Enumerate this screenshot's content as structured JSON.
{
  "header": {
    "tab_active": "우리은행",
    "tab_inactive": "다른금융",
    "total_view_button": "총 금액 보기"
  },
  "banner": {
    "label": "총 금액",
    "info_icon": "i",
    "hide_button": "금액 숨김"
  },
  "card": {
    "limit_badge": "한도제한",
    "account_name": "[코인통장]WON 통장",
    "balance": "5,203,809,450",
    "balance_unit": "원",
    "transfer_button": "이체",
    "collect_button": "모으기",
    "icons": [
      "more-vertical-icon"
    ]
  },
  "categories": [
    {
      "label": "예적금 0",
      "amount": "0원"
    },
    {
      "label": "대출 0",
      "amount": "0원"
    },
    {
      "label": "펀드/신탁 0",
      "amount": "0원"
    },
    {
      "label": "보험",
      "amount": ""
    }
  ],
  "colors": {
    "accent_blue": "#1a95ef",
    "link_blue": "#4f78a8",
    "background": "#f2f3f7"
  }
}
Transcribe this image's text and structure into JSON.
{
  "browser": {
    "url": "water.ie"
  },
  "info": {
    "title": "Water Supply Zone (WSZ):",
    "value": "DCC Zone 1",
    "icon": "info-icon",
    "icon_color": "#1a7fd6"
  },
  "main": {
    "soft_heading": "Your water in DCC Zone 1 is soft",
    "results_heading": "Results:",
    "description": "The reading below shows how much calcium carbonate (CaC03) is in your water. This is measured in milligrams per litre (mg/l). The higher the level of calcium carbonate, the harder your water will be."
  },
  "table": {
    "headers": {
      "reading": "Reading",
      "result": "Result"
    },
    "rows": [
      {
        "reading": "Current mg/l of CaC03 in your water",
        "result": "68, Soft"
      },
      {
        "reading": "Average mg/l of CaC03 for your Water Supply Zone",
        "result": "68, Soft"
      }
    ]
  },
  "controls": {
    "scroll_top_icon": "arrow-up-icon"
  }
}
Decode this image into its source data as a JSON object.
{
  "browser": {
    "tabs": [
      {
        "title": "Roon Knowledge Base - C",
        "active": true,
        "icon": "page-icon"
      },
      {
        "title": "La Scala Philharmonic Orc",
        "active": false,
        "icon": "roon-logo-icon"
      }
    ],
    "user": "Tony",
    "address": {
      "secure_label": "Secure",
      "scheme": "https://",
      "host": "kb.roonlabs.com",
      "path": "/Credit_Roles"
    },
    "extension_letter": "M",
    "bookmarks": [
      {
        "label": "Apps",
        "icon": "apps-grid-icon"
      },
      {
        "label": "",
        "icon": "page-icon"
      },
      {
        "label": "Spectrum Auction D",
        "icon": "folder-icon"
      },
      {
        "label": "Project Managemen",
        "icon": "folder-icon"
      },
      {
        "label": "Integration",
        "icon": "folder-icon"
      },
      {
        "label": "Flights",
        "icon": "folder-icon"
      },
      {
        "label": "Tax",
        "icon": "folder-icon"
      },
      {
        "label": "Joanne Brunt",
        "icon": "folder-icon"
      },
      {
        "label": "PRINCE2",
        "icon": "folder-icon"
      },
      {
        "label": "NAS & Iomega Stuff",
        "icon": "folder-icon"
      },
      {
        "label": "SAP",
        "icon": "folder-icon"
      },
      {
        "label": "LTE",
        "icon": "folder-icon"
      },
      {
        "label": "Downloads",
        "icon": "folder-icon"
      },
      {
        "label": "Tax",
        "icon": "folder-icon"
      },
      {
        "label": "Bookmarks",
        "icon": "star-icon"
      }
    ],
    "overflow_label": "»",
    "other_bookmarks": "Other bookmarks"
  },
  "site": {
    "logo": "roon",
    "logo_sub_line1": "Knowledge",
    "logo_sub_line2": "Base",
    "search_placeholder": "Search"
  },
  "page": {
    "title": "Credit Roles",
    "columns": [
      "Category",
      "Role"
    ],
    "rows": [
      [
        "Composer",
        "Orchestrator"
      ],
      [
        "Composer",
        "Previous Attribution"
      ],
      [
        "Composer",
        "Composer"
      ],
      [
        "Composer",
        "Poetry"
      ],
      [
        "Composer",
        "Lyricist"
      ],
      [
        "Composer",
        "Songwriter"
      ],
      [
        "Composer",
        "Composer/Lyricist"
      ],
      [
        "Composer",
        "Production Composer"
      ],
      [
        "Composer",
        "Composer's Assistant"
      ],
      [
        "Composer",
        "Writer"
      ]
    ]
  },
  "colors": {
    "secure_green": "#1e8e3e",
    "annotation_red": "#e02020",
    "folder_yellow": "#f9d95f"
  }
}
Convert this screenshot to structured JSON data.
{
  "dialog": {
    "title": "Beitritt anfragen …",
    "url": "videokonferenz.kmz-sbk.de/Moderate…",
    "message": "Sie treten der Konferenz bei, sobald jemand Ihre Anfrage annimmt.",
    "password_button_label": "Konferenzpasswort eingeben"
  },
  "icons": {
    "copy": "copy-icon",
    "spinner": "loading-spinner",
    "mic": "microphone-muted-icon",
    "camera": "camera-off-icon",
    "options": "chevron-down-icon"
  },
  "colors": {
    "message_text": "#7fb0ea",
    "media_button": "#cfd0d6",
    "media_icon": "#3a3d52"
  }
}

• [Prompt]: Print all of the entries exactly as they are written.

• [Full solution]:
Enumerate this screenshot's content as structured JSON.
{
  "header": {
    "tab_active": "우리은행",
    "tab_inactive": "다른금융",
    "total_view_button": "총 금액 보기"
  },
  "banner": {
    "label": "총 금액",
    "info_icon": "i",
    "hide_button": "금액 숨김"
  },
  "card": {
    "limit_badge": "한도제한",
    "account_name": "[코인통장]WON 통장",
    "balance": "5,203,809,450",
    "balance_unit": "원",
    "transfer_button": "이체",
    "collect_button": "모으기",
    "icons": [
      "more-vertical-icon"
    ]
  },
  "categories": [
    {
      "label": "예적금 0",
      "amount": "0원"
    },
    {
      "label": "대출 0",
      "amount": "0원"
    },
    {
      "label": "펀드/신탁 0",
      "amount": "0원"
    },
    {
      "label": "보험",
      "amount": ""
    }
  ],
  "colors": {
    "accent_blue": "#1a95ef",
    "link_blue": "#4f78a8",
    "background": "#f2f3f7"
  }
}
Transcribe this image's text and structure into JSON.
{
  "browser": {
    "url": "water.ie"
  },
  "info": {
    "title": "Water Supply Zone (WSZ):",
    "value": "DCC Zone 1",
    "icon": "info-icon",
    "icon_color": "#1a7fd6"
  },
  "main": {
    "soft_heading": "Your water in DCC Zone 1 is soft",
    "results_heading": "Results:",
    "description": "The reading below shows how much calcium carbonate (CaC03) is in your water. This is measured in milligrams per litre (mg/l). The higher the level of calcium carbonate, the harder your water will be."
  },
  "table": {
    "headers": {
      "reading": "Reading",
      "result": "Result"
    },
    "rows": [
      {
        "reading": "Current mg/l of CaC03 in your water",
        "result": "68, Soft"
      },
      {
        "reading": "Average mg/l of CaC03 for your Water Supply Zone",
        "result": "68, Soft"
      }
    ]
  },
  "controls": {
    "scroll_top_icon": "arrow-up-icon"
  }
}
Decode this image into its source data as a JSON object.
{
  "browser": {
    "tabs": [
      {
        "title": "Roon Knowledge Base - C",
        "active": true,
        "icon": "page-icon"
      },
      {
        "title": "La Scala Philharmonic Orc",
        "active": false,
        "icon": "roon-logo-icon"
      }
    ],
    "user": "Tony",
    "address": {
      "secure_label": "Secure",
      "scheme": "https://",
      "host": "kb.roonlabs.com",
      "path": "/Credit_Roles"
    },
    "extension_letter": "M",
    "bookmarks": [
      {
        "label": "Apps",
        "icon": "apps-grid-icon"
      },
      {
        "label": "",
        "icon": "page-icon"
      },
      {
        "label": "Spectrum Auction D",
        "icon": "folder-icon"
      },
      {
        "label": "Project Managemen",
        "icon": "folder-icon"
      },
      {
        "label": "Integration",
        "icon": "folder-icon"
      },
      {
        "label": "Flights",
        "icon": "folder-icon"
      },
      {
        "label": "Tax",
        "icon": "folder-icon"
      },
      {
        "label": "Joanne Brunt",
        "icon": "folder-icon"
      },
      {
        "label": "PRINCE2",
        "icon": "folder-icon"
      },
      {
        "label": "NAS & Iomega Stuff",
        "icon": "folder-icon"
      },
      {
        "label": "SAP",
        "icon": "folder-icon"
      },
      {
        "label": "LTE",
        "icon": "folder-icon"
      },
      {
        "label": "Downloads",
        "icon": "folder-icon"
      },
      {
        "label": "Tax",
        "icon": "folder-icon"
      },
      {
        "label": "Bookmarks",
        "icon": "star-icon"
      }
    ],
    "overflow_label": "»",
    "other_bookmarks": "Other bookmarks"
  },
  "site": {
    "logo": "roon",
    "logo_sub_line1": "Knowledge",
    "logo_sub_line2": "Base",
    "search_placeholder": "Search"
  },
  "page": {
    "title": "Credit Roles",
    "columns": [
      "Category",
      "Role"
    ],
    "rows": [
      [
        "Composer",
        "Orchestrator"
      ],
      [
        "Composer",
        "Previous Attribution"
      ],
      [
        "Composer",
        "Composer"
      ],
      [
        "Composer",
        "Poetry"
      ],
      [
        "Composer",
        "Lyricist"
      ],
      [
        "Composer",
        "Songwriter"
      ],
      [
        "Composer",
        "Composer/Lyricist"
      ],
      [
        "Composer",
        "Production Composer"
      ],
      [
        "Composer",
        "Composer's Assistant"
      ],
      [
        "Composer",
        "Writer"
      ]
    ]
  },
  "colors": {
    "secure_green": "#1e8e3e",
    "annotation_red": "#e02020",
    "folder_yellow": "#f9d95f"
  }
}
Convert this screenshot to structured JSON data.
{
  "dialog": {
    "title": "Beitritt anfragen …",
    "url": "videokonferenz.kmz-sbk.de/Moderate…",
    "message": "Sie treten der Konferenz bei, sobald jemand Ihre Anfrage annimmt.",
    "password_button_label": "Konferenzpasswort eingeben"
  },
  "icons": {
    "copy": "copy-icon",
    "spinner": "loading-spinner",
    "mic": "microphone-muted-icon",
    "camera": "camera-off-icon",
    "options": "chevron-down-icon"
  },
  "colors": {
    "message_text": "#7fb0ea",
    "media_button": "#cfd0d6",
    "media_icon": "#3a3d52"
  }
}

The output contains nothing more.